** START Dataset excerpts **
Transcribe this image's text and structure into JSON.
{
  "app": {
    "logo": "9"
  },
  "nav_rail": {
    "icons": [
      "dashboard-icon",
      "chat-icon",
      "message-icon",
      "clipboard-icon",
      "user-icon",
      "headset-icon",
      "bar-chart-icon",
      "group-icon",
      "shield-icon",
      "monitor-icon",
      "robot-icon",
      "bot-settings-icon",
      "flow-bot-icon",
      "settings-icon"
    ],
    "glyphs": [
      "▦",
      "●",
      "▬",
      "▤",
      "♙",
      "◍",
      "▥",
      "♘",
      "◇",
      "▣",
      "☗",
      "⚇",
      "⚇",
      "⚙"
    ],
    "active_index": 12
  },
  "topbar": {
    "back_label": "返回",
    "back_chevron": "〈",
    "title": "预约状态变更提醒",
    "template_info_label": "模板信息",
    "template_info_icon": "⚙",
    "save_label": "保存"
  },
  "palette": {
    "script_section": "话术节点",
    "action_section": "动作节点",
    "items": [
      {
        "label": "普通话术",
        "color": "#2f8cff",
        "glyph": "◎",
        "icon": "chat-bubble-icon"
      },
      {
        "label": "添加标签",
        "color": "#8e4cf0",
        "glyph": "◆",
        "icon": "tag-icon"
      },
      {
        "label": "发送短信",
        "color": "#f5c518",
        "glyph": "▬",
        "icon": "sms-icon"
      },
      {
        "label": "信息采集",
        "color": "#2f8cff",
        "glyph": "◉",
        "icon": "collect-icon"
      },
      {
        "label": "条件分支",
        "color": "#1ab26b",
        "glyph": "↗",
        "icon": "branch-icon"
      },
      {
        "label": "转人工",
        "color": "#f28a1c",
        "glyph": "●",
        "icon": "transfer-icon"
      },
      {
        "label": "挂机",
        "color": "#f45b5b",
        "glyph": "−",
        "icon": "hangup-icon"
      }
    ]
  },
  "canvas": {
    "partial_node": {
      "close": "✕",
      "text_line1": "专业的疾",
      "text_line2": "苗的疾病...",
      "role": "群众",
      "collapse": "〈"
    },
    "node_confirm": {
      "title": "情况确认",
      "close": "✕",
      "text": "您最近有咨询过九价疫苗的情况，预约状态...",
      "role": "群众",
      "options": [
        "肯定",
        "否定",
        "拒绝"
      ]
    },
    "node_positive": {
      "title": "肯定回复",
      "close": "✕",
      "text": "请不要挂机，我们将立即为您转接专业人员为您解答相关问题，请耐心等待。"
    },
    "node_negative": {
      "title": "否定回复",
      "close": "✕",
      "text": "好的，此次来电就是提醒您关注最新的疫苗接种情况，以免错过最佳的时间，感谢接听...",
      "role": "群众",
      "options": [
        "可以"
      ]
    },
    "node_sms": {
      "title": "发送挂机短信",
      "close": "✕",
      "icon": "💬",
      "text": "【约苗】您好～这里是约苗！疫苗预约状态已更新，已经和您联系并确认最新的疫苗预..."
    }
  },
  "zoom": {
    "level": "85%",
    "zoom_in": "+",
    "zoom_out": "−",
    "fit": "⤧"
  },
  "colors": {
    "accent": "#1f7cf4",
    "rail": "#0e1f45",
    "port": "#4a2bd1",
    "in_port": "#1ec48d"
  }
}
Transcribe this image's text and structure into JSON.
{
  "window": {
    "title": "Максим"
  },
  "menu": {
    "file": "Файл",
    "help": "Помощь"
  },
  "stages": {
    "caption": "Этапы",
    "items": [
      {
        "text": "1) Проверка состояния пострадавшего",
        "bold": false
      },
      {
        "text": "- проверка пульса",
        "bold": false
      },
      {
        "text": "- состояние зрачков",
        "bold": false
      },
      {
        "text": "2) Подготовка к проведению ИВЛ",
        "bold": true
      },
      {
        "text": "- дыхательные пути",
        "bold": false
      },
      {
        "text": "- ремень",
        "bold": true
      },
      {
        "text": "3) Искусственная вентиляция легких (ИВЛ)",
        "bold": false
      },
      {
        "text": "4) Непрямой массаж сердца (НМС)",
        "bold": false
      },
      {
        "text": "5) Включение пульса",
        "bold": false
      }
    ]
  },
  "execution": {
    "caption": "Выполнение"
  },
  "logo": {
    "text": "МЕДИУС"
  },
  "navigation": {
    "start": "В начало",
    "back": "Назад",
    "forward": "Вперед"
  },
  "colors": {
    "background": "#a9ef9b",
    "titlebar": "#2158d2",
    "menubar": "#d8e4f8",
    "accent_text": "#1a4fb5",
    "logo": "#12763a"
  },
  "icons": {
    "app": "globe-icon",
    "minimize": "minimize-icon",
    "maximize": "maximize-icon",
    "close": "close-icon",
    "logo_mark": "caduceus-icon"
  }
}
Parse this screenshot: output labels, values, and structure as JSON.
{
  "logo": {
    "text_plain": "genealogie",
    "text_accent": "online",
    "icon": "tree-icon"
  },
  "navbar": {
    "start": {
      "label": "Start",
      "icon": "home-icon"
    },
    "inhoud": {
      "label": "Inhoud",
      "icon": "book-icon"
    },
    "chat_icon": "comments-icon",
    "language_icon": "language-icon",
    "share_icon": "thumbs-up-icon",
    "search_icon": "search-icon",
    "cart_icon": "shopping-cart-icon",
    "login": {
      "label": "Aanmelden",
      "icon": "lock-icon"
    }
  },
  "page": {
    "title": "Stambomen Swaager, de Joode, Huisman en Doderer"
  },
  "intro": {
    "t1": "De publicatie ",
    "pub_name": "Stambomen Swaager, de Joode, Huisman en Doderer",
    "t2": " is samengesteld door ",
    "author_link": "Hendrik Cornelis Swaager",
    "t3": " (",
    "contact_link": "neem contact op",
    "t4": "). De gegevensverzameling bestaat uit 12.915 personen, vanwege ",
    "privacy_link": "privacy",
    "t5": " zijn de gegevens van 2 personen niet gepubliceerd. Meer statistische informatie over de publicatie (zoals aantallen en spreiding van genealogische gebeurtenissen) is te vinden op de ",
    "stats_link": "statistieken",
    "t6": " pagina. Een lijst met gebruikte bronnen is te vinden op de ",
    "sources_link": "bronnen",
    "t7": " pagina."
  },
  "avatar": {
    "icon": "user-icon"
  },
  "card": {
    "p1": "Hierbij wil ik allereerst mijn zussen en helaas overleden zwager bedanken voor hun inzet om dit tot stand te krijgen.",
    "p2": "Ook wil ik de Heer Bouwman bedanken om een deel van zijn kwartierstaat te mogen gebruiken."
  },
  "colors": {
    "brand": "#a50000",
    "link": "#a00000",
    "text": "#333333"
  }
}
** END Dataset excerpts **
- Exercise objective
Wherever a line in the data above holds "Doderer", copy that line.

- Reply to the task
    "title": "Stambomen Swaager, de Joode, Huisman en Doderer"
    "pub_name": "Stambomen Swaager, de Joode, Huisman en Doderer",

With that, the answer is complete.